• **Exercise**
Scan the listing below. Report each line that includes "lines".

• **Extracted entries**
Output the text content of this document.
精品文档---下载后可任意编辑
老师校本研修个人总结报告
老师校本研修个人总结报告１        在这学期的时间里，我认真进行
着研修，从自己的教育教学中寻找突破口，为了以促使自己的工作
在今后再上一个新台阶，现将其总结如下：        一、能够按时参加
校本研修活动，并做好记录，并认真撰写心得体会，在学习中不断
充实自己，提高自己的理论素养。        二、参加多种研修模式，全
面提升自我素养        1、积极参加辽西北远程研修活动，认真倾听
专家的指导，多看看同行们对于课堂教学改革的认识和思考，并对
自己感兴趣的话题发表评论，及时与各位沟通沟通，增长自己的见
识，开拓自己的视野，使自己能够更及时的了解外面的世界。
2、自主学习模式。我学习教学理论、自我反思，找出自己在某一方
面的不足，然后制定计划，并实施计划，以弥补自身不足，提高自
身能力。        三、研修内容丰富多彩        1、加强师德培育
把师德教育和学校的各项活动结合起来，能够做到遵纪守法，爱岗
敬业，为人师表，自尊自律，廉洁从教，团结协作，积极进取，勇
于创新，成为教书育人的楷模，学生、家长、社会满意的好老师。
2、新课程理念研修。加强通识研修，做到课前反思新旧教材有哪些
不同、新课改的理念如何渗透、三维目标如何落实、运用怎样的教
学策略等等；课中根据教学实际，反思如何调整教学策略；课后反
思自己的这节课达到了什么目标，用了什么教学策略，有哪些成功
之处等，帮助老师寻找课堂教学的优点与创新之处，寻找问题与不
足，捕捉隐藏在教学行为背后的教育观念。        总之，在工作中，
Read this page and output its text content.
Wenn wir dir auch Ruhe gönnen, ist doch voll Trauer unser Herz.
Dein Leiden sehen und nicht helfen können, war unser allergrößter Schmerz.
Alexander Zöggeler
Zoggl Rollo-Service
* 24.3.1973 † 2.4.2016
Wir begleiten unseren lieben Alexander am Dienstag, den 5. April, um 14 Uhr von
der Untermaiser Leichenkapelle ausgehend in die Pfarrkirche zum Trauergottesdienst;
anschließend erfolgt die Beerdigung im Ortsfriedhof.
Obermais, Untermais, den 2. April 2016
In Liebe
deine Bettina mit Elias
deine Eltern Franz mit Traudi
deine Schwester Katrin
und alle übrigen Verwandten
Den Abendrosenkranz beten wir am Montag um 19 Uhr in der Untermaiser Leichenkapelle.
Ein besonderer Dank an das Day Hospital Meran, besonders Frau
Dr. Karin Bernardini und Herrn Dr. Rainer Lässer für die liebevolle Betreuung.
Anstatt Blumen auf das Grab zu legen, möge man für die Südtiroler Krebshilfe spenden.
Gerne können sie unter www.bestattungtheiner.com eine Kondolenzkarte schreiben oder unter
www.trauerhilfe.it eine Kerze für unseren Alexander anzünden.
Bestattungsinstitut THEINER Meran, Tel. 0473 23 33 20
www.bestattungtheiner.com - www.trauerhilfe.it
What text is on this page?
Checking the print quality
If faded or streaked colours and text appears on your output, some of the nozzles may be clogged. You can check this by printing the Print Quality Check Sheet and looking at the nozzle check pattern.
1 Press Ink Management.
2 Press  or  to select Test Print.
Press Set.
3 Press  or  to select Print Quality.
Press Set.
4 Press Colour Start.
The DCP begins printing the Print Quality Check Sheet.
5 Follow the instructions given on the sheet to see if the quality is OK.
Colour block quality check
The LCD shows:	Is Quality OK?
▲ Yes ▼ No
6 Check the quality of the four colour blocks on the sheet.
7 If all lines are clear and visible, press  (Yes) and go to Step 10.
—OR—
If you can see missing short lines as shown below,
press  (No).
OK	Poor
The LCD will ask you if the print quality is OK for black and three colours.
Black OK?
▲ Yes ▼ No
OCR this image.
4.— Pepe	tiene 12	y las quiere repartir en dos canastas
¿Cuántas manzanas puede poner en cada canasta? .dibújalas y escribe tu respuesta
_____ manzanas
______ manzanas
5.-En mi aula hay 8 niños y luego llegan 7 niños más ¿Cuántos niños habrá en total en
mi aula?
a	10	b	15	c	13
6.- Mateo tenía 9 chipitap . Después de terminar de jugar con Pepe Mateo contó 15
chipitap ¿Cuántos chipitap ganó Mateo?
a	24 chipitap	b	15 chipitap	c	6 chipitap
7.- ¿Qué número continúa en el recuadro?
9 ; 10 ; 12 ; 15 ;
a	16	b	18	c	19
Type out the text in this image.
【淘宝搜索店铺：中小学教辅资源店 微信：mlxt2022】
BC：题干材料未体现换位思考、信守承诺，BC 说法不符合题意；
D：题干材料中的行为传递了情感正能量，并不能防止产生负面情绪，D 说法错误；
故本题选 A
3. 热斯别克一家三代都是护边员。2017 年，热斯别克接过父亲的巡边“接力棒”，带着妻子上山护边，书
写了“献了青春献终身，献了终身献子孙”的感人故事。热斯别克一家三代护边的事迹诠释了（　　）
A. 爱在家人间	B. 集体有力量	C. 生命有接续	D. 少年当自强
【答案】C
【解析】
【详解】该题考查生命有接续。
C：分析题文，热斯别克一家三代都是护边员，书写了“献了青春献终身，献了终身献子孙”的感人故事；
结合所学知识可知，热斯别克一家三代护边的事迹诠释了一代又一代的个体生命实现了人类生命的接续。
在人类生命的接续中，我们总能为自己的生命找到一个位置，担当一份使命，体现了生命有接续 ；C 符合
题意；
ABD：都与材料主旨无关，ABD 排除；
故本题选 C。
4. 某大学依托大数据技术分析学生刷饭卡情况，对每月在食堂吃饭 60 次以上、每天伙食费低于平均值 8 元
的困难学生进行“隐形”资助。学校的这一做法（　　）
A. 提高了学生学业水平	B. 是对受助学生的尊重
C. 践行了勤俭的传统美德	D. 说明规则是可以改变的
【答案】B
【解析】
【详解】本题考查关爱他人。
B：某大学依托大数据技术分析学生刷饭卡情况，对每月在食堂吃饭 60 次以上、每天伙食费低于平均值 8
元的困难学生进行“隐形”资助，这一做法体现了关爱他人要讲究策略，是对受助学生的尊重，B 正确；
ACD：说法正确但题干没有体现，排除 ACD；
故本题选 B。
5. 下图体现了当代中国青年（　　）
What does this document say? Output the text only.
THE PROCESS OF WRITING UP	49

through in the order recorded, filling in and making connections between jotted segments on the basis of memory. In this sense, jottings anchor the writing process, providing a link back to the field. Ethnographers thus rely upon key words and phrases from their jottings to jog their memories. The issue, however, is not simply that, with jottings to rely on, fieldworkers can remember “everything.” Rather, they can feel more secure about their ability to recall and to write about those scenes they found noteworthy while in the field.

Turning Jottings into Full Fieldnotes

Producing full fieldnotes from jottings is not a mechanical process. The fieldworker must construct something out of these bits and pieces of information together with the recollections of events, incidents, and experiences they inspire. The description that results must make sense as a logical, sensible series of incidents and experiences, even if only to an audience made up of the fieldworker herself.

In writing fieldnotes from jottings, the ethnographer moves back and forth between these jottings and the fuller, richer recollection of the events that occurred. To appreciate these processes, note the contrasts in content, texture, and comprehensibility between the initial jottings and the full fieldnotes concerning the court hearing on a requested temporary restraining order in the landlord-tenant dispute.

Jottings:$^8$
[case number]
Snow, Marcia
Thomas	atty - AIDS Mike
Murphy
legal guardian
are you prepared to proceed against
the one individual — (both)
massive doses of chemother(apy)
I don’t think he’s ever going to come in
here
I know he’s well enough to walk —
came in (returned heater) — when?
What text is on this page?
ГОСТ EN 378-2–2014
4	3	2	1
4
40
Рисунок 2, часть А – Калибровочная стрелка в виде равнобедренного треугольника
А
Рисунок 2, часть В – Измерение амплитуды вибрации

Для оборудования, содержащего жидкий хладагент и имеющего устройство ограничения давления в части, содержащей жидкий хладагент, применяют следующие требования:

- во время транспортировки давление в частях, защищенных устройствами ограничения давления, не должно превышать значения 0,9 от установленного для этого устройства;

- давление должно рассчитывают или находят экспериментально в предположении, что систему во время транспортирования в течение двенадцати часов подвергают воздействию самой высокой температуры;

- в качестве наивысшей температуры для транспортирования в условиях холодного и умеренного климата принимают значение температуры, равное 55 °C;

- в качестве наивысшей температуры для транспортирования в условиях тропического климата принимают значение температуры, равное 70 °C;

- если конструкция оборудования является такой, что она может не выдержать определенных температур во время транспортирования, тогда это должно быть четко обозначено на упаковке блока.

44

• **Response for this exercise**
7 If all lines are clear and visible, press  (Yes) and go to Step 10.
If you can see missing short lines as shown below,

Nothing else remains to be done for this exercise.